● **Your goal**
Below are some records. Say how many of their lines contain the string "стапка", and give nothing but the number.

● **Information given**
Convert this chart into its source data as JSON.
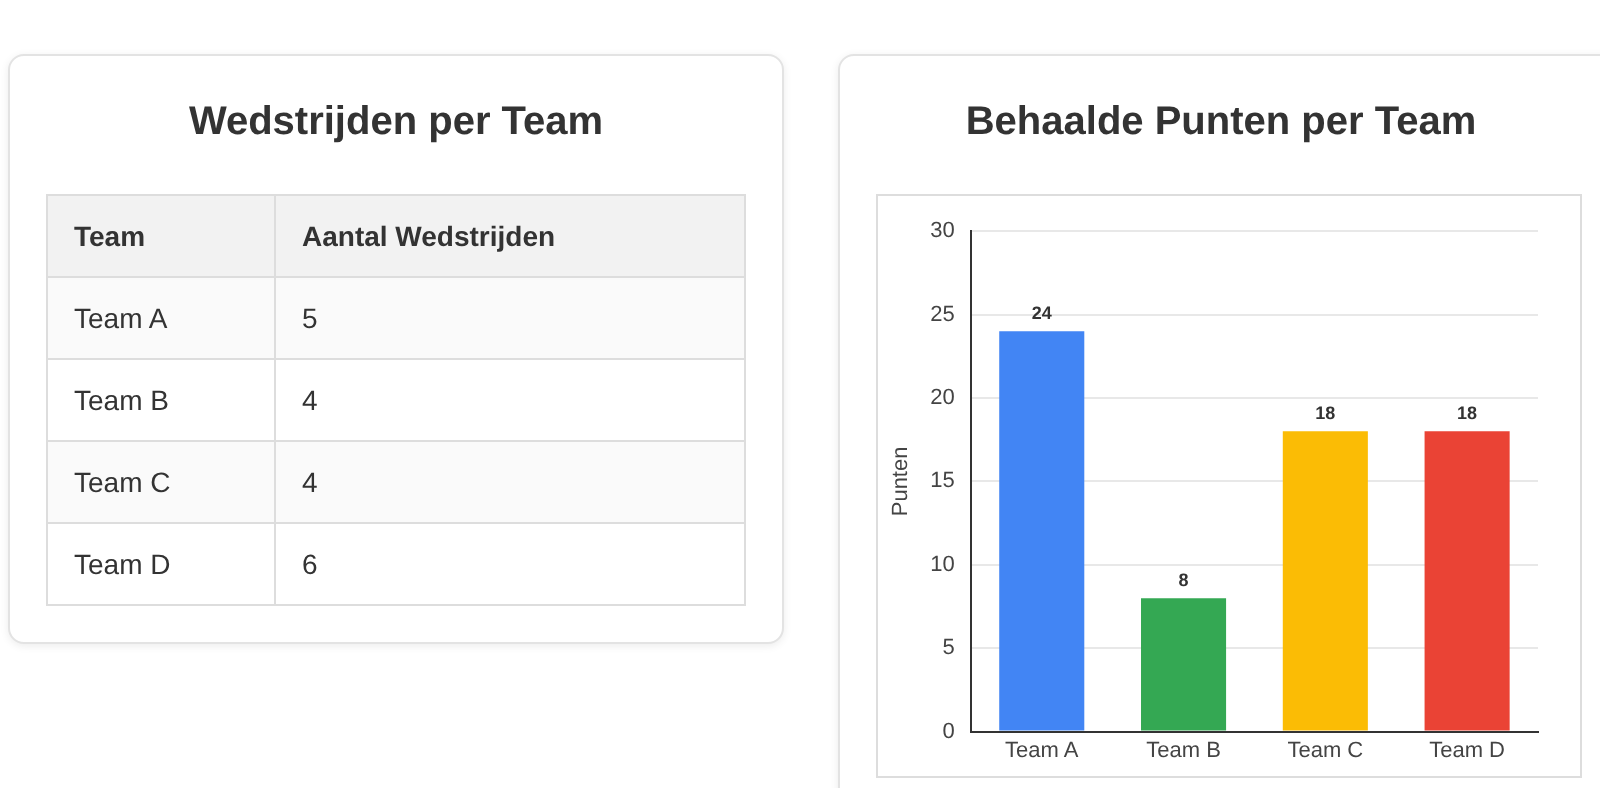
{
  "chart_data": [
    {
      "type": "other",
      "title": "Wedstrijden per Team",
      "xlabel": "Team",
      "ylabel": "Aantal Wedstrijden",
      "categories": [
        "Team A",
        "Team B",
        "Team C",
        "Team D"
      ],
      "values": [
        5,
        4,
        4,
        6
      ],
      "data_labels": true
    },
    {
      "type": "bar",
      "title": "Behaalde Punten per Team",
      "ylabel": "Punten",
      "categories": [
        "Team A",
        "Team B",
        "Team C",
        "Team D"
      ],
      "values": [
        24,
        8,
        18,
        18
      ],
      "colors": [
        "#4285f4",
        "#34a853",
        "#fbbc05",
        "#ea4335"
      ],
      "ylim": [
        0,
        30
      ],
      "yticks": [
        0,
        5,
        10,
        15,
        20,
        25,
        30
      ],
      "grid": "y",
      "legend": false,
      "data_labels": true
    }
  ]
}
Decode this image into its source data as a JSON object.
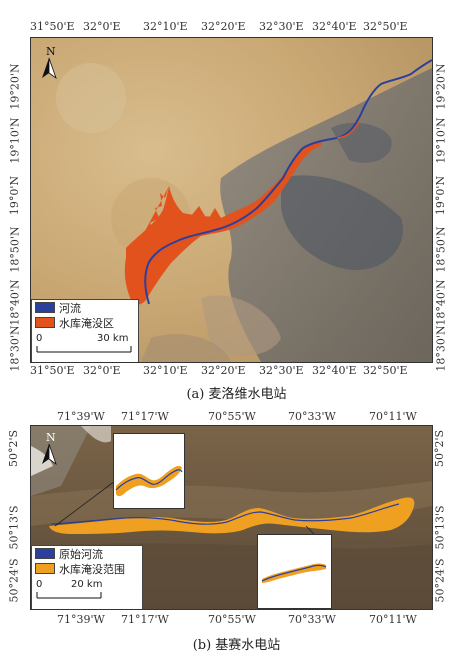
{
  "panel_a": {
    "top_ticks": [
      "31°50'E",
      "32°0'E",
      "32°10'E",
      "32°20'E",
      "32°30'E",
      "32°40'E",
      "32°50'E"
    ],
    "bottom_ticks": [
      "31°50'E",
      "32°0'E",
      "32°10'E",
      "32°20'E",
      "32°30'E",
      "32°40'E",
      "32°50'E"
    ],
    "left_ticks": [
      "19°20'N",
      "19°10'N",
      "19°0'N",
      "18°50'N",
      "18°40'N",
      "18°30'N"
    ],
    "right_ticks": [
      "19°20'N",
      "19°10'N",
      "19°0'N",
      "18°50'N",
      "18°40'N",
      "18°30'N"
    ],
    "north_label": "N",
    "legend": {
      "river_label": "河流",
      "flood_label": "水库淹没区",
      "scale_zero": "0",
      "scale_label": "30 km"
    },
    "caption": "(a) 麦洛维水电站"
  },
  "panel_b": {
    "top_ticks": [
      "71°39'W",
      "71°17'W",
      "70°55'W",
      "70°33'W",
      "70°11'W"
    ],
    "bottom_ticks": [
      "71°39'W",
      "71°17'W",
      "70°55'W",
      "70°33'W",
      "70°11'W"
    ],
    "left_ticks": [
      "50°2'S",
      "50°13'S",
      "50°24'S"
    ],
    "right_ticks": [
      "50°2'S",
      "50°13'S",
      "50°24'S"
    ],
    "north_label": "N",
    "legend": {
      "river_label": "原始河流",
      "flood_label": "水库淹没范围",
      "scale_zero": "0",
      "scale_label": "20 km"
    },
    "caption": "(b) 基赛水电站"
  },
  "colors": {
    "river": "#2b3f9e",
    "flood_a": "#e2521c",
    "flood_b": "#f0a020",
    "desert": "#c9a874",
    "rock": "#6b6b6b",
    "steppe": "#6e5a40"
  }
}
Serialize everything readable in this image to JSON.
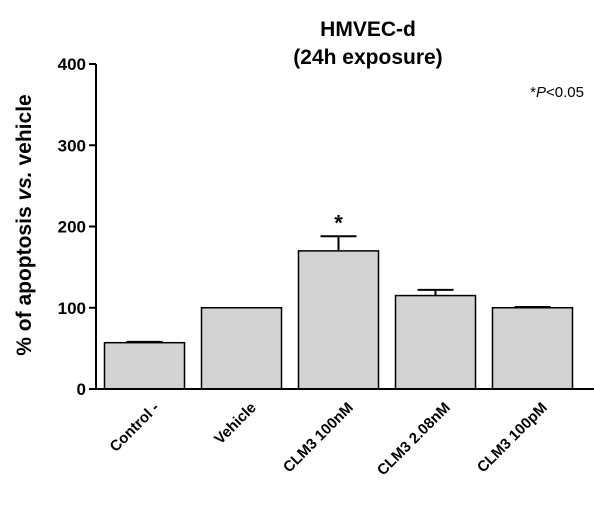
{
  "chart_data": {
    "type": "bar",
    "title_lines": [
      "HMVEC-d",
      "(24h exposure)"
    ],
    "ylabel": {
      "prefix": "% of apoptosis ",
      "italic": "vs.",
      "suffix": " vehicle"
    },
    "xlabel": "",
    "ylim": [
      0,
      400
    ],
    "yticks": [
      0,
      100,
      200,
      300,
      400
    ],
    "categories": [
      "Control -",
      "Vehicle",
      "CLM3 100nM",
      "CLM3 2.08nM",
      "CLM3 100pM"
    ],
    "values": [
      57,
      100,
      170,
      115,
      100
    ],
    "errors": [
      1,
      0,
      18,
      7,
      1
    ],
    "significance": [
      "",
      "",
      "*",
      "",
      ""
    ],
    "annotation": {
      "star": "*",
      "italic": "P",
      "rest": "<0.05"
    },
    "bar_color": "#d3d3d3",
    "grid": false
  }
}
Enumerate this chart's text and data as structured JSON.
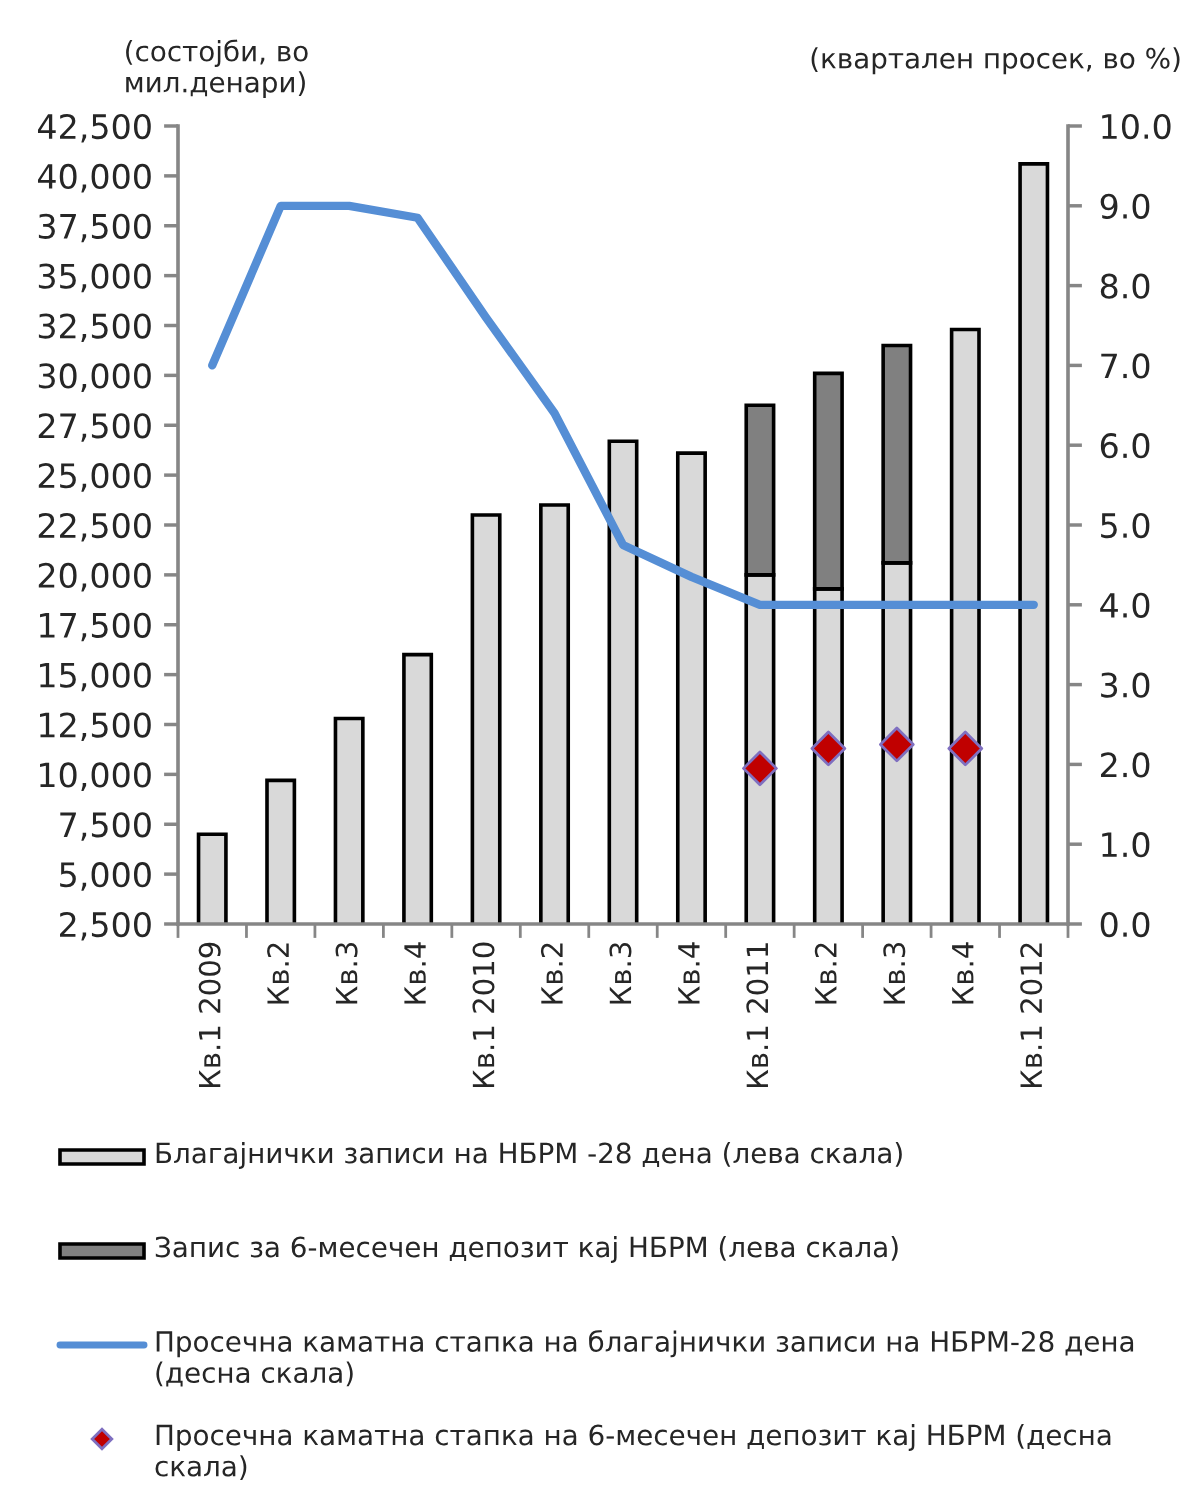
{
  "chart_data": {
    "type": "bar",
    "stacked": true,
    "categories": [
      "Кв.1 2009",
      "Кв.2",
      "Кв.3",
      "Кв.4",
      "Кв.1 2010",
      "Кв.2",
      "Кв.3",
      "Кв.4",
      "Кв.1 2011",
      "Кв.2",
      "Кв.3",
      "Кв.4",
      "Кв.1 2012"
    ],
    "ylabel": "(состојби, во\nмил.денари)",
    "y2label": "(квартален просек, во %)",
    "ylim": [
      2500,
      42500
    ],
    "yticks": [
      {
        "value": 2500,
        "label": "2,500"
      },
      {
        "value": 5000,
        "label": "5,000"
      },
      {
        "value": 7500,
        "label": "7,500"
      },
      {
        "value": 10000,
        "label": "10,000"
      },
      {
        "value": 12500,
        "label": "12,500"
      },
      {
        "value": 15000,
        "label": "15,000"
      },
      {
        "value": 17500,
        "label": "17,500"
      },
      {
        "value": 20000,
        "label": "20,000"
      },
      {
        "value": 22500,
        "label": "22,500"
      },
      {
        "value": 25000,
        "label": "25,000"
      },
      {
        "value": 27500,
        "label": "27,500"
      },
      {
        "value": 30000,
        "label": "30,000"
      },
      {
        "value": 32500,
        "label": "32,500"
      },
      {
        "value": 35000,
        "label": "35,000"
      },
      {
        "value": 37500,
        "label": "37,500"
      },
      {
        "value": 40000,
        "label": "40,000"
      },
      {
        "value": 42500,
        "label": "42,500"
      }
    ],
    "y2lim": [
      0,
      10
    ],
    "y2ticks": [
      {
        "value": 0,
        "label": "0.0"
      },
      {
        "value": 1,
        "label": "1.0"
      },
      {
        "value": 2,
        "label": "2.0"
      },
      {
        "value": 3,
        "label": "3.0"
      },
      {
        "value": 4,
        "label": "4.0"
      },
      {
        "value": 5,
        "label": "5.0"
      },
      {
        "value": 6,
        "label": "6.0"
      },
      {
        "value": 7,
        "label": "7.0"
      },
      {
        "value": 8,
        "label": "8.0"
      },
      {
        "value": 9,
        "label": "9.0"
      },
      {
        "value": 10,
        "label": "10.0"
      }
    ],
    "legend": "bottom",
    "series": [
      {
        "name": "Благајнички записи на НБРМ -28 дена (лева скала)",
        "color": "#d9d9d9",
        "values": [
          7000,
          9700,
          12800,
          16000,
          23000,
          23500,
          26700,
          26100,
          20000,
          19300,
          20600,
          32300,
          40600
        ]
      },
      {
        "name": "Запис за 6-месечен депозит кај НБРМ (лева скала)",
        "color": "#808080",
        "values": [
          null,
          null,
          null,
          null,
          null,
          null,
          null,
          null,
          8500,
          10800,
          10900,
          null,
          null
        ]
      },
      {
        "name": "Просечна каматна стапка на благајнички записи на НБРМ-28 дена (десна скала)",
        "type": "line",
        "axis": "y2",
        "color": "#558ed5",
        "marker": "none",
        "line_style": "solid",
        "values": [
          7.0,
          9.0,
          9.0,
          8.85,
          7.6,
          6.4,
          4.75,
          4.35,
          4.0,
          4.0,
          4.0,
          4.0,
          4.0
        ]
      },
      {
        "name": "Просечна каматна стапка на 6-месечен депозит кај НБРМ (десна скала)",
        "type": "scatter",
        "axis": "y2",
        "color": "#c00000",
        "marker": "diamond",
        "values": [
          null,
          null,
          null,
          null,
          null,
          null,
          null,
          null,
          1.95,
          2.2,
          2.25,
          2.2,
          null
        ]
      }
    ]
  }
}
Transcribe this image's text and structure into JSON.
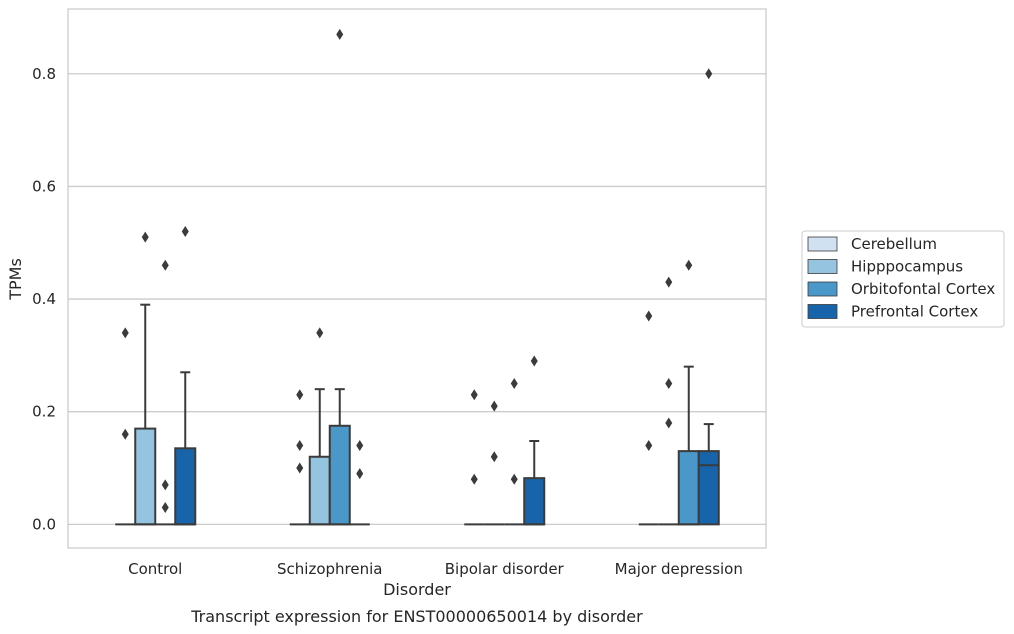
{
  "chart_data": {
    "type": "box",
    "caption": "Transcript expression for ENST00000650014 by disorder",
    "xlabel": "Disorder",
    "ylabel": "TPMs",
    "ylim": [
      -0.042,
      0.915
    ],
    "yticks": [
      "0.0",
      "0.2",
      "0.4",
      "0.6",
      "0.8"
    ],
    "ytick_values": [
      0.0,
      0.2,
      0.4,
      0.6,
      0.8
    ],
    "grid": "horizontal",
    "legend_position": "right",
    "categories": [
      "Control",
      "Schizophrenia",
      "Bipolar disorder",
      "Major depression"
    ],
    "series": [
      {
        "name": "Cerebellum",
        "color": "#d0e1f2",
        "boxes": [
          {
            "q1": 0,
            "median": 0,
            "q3": 0,
            "whisker_low": 0,
            "whisker_high": 0,
            "outliers": [
              0.16,
              0.34
            ]
          },
          {
            "q1": 0,
            "median": 0,
            "q3": 0,
            "whisker_low": 0,
            "whisker_high": 0,
            "outliers": [
              0.1,
              0.14,
              0.23
            ]
          },
          {
            "q1": 0,
            "median": 0,
            "q3": 0,
            "whisker_low": 0,
            "whisker_high": 0,
            "outliers": [
              0.08,
              0.23
            ]
          },
          {
            "q1": 0,
            "median": 0,
            "q3": 0,
            "whisker_low": 0,
            "whisker_high": 0,
            "outliers": [
              0.14,
              0.37
            ]
          }
        ]
      },
      {
        "name": "Hipppocampus",
        "color": "#94c4df",
        "boxes": [
          {
            "q1": 0,
            "median": 0,
            "q3": 0.17,
            "whisker_low": 0,
            "whisker_high": 0.39,
            "outliers": [
              0.51
            ]
          },
          {
            "q1": 0,
            "median": 0,
            "q3": 0.12,
            "whisker_low": 0,
            "whisker_high": 0.24,
            "outliers": [
              0.34
            ]
          },
          {
            "q1": 0,
            "median": 0,
            "q3": 0,
            "whisker_low": 0,
            "whisker_high": 0,
            "outliers": [
              0.12,
              0.21
            ]
          },
          {
            "q1": 0,
            "median": 0,
            "q3": 0,
            "whisker_low": 0,
            "whisker_high": 0,
            "outliers": [
              0.18,
              0.25,
              0.43
            ]
          }
        ]
      },
      {
        "name": "Orbitofontal Cortex",
        "color": "#4a98c9",
        "boxes": [
          {
            "q1": 0,
            "median": 0,
            "q3": 0,
            "whisker_low": 0,
            "whisker_high": 0,
            "outliers": [
              0.03,
              0.07,
              0.46
            ]
          },
          {
            "q1": 0,
            "median": 0,
            "q3": 0.175,
            "whisker_low": 0,
            "whisker_high": 0.24,
            "outliers": [
              0.87
            ]
          },
          {
            "q1": 0,
            "median": 0,
            "q3": 0,
            "whisker_low": 0,
            "whisker_high": 0,
            "outliers": [
              0.08,
              0.25
            ]
          },
          {
            "q1": 0,
            "median": 0,
            "q3": 0.13,
            "whisker_low": 0,
            "whisker_high": 0.28,
            "outliers": [
              0.46
            ]
          }
        ]
      },
      {
        "name": "Prefrontal Cortex",
        "color": "#1764ab",
        "boxes": [
          {
            "q1": 0,
            "median": 0,
            "q3": 0.135,
            "whisker_low": 0,
            "whisker_high": 0.27,
            "outliers": [
              0.52
            ]
          },
          {
            "q1": 0,
            "median": 0,
            "q3": 0,
            "whisker_low": 0,
            "whisker_high": 0,
            "outliers": [
              0.09,
              0.14
            ]
          },
          {
            "q1": 0,
            "median": 0,
            "q3": 0.082,
            "whisker_low": 0,
            "whisker_high": 0.148,
            "outliers": [
              0.29
            ]
          },
          {
            "q1": 0,
            "median": 0.105,
            "q3": 0.13,
            "whisker_low": 0,
            "whisker_high": 0.178,
            "outliers": [
              0.8
            ]
          }
        ]
      }
    ]
  }
}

● **Exercise result**
2